### What the task requires
Gather all lines in the entries below that include the word "JSON".

### Records shown
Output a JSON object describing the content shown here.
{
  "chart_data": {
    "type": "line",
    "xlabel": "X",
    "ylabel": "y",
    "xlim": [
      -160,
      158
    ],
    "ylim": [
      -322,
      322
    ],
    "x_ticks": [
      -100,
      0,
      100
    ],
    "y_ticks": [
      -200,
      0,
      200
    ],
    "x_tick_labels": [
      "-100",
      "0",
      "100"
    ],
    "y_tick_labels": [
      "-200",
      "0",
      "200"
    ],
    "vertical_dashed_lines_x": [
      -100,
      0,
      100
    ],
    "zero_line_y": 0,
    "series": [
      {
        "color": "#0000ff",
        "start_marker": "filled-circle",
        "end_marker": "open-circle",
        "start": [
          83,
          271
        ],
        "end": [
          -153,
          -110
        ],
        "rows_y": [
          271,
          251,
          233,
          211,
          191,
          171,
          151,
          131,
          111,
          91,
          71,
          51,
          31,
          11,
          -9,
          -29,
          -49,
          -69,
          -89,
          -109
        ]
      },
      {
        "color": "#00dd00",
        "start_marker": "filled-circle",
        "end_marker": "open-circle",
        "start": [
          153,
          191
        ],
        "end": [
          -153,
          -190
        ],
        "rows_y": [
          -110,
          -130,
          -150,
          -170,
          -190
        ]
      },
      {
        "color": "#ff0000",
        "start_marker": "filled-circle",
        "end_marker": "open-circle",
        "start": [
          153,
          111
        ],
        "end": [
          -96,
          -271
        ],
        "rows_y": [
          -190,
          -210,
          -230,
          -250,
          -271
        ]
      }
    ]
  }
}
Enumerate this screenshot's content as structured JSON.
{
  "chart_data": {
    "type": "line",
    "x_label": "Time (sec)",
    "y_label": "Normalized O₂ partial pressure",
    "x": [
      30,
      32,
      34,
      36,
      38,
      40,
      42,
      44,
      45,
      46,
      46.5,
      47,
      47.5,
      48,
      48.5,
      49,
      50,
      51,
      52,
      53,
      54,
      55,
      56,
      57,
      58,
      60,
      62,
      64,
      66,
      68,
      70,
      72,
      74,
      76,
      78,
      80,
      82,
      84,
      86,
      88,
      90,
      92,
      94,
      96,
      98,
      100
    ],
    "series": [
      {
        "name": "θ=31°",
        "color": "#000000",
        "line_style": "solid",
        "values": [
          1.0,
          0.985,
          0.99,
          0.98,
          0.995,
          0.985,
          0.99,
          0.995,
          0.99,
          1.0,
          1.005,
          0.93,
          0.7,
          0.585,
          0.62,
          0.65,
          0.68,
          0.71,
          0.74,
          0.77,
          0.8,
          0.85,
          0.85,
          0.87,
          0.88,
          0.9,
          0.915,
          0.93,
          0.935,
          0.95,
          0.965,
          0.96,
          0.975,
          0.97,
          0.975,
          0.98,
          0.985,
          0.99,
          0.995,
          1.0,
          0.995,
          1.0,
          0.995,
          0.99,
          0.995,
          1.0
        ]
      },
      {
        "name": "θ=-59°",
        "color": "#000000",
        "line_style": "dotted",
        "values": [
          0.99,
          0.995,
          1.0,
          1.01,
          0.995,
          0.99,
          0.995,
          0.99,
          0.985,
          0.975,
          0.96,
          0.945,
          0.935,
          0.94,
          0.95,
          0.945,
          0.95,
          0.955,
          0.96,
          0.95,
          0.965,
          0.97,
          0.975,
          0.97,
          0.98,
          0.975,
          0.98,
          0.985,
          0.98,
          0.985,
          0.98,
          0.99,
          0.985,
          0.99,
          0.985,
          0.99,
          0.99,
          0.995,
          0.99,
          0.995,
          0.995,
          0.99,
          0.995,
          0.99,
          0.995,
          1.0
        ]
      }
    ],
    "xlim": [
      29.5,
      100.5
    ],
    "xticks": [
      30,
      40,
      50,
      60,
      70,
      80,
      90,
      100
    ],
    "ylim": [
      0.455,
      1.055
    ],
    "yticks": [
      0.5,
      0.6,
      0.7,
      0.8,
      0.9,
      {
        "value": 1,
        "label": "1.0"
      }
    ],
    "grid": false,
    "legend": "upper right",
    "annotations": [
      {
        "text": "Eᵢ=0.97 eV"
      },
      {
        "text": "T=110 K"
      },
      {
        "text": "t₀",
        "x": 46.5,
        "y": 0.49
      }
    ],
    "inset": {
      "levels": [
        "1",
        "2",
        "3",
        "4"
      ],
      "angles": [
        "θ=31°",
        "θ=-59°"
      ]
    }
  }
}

### Answer for this exercise
Output a JSON object describing the content shown here.
Enumerate this screenshot's content as structured JSON.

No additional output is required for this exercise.